Problem:
Compile every line that includes the word "name".

Material for this exercise:
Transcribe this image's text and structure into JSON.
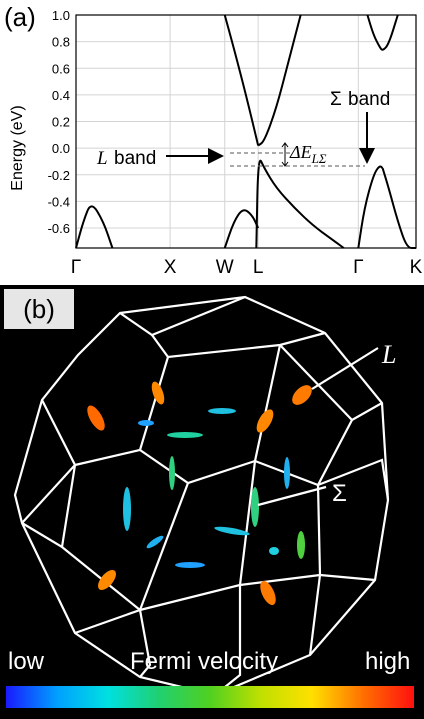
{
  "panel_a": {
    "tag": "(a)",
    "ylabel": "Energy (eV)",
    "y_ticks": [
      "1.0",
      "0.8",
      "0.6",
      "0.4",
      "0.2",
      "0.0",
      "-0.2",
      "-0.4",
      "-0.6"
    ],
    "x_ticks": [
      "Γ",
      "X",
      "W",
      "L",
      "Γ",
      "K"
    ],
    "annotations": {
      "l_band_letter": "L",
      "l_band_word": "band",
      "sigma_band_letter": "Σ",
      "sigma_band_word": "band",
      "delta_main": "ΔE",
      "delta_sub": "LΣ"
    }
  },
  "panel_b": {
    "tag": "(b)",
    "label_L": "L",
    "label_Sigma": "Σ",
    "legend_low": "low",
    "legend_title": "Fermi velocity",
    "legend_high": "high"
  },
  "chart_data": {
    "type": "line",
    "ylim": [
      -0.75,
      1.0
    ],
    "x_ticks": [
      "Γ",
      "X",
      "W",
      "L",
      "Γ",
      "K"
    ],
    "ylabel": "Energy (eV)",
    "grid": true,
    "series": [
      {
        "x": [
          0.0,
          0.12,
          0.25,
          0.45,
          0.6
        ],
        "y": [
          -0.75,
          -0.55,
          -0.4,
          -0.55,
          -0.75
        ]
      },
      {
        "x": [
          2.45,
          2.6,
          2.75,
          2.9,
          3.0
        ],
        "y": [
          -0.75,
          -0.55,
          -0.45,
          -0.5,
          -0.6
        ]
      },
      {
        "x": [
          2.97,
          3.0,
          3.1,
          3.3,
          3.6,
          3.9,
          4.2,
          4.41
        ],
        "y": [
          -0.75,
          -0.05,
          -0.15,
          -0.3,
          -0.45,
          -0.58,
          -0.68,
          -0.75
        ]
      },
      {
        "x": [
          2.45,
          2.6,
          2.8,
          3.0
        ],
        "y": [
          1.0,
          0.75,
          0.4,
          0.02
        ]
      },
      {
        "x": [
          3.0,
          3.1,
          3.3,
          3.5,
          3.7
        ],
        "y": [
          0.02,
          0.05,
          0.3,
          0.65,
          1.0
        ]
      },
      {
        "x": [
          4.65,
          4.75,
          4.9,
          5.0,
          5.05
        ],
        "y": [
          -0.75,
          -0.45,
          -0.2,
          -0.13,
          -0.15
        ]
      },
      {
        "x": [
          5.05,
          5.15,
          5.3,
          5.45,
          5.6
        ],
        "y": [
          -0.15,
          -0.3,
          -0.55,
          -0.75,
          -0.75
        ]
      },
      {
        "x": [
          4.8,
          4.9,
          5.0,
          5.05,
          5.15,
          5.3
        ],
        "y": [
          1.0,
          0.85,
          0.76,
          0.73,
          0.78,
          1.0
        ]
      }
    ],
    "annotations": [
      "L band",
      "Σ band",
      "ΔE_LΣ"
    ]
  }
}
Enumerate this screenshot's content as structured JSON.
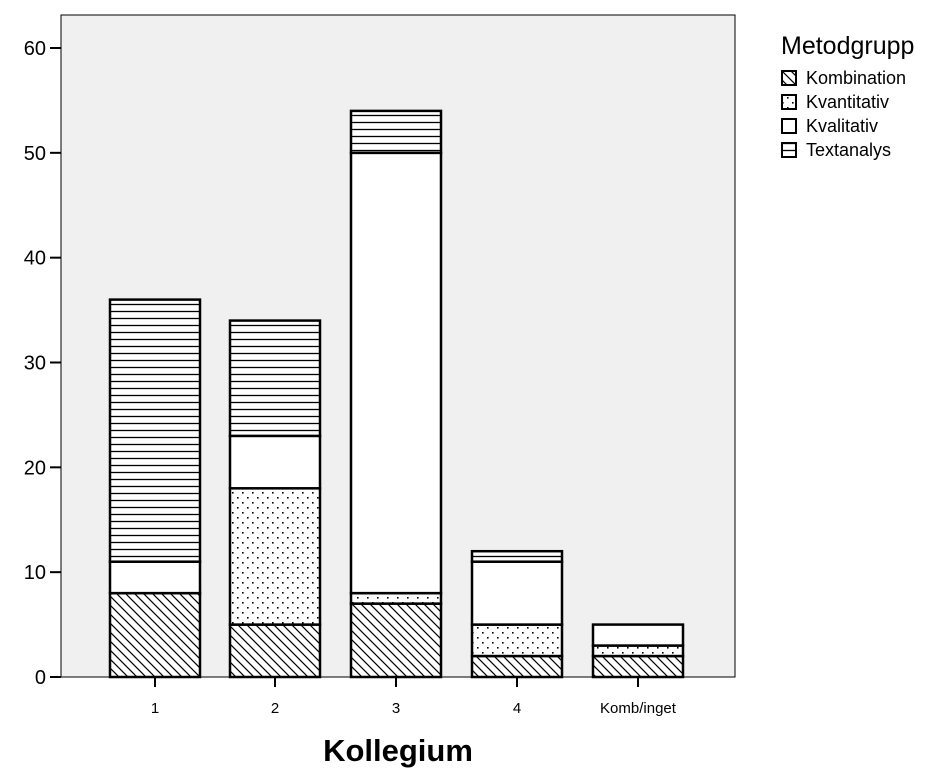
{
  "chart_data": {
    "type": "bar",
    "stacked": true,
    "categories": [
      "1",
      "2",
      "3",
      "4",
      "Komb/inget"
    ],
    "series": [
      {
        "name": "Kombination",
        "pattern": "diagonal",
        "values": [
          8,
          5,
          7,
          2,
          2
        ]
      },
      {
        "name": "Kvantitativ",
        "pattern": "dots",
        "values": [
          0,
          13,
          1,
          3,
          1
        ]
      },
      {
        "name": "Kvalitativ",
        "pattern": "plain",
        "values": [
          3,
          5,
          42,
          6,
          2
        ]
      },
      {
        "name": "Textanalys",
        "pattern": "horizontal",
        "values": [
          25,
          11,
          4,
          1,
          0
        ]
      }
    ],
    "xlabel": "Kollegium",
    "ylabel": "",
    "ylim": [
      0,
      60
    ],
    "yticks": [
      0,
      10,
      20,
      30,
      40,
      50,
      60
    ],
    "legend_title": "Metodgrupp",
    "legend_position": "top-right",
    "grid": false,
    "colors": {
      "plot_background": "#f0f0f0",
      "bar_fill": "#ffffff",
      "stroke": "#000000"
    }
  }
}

Result:
        "name": "Kombination",
        "name": "Kvantitativ",
        "name": "Kvalitativ",
        "name": "Textanalys",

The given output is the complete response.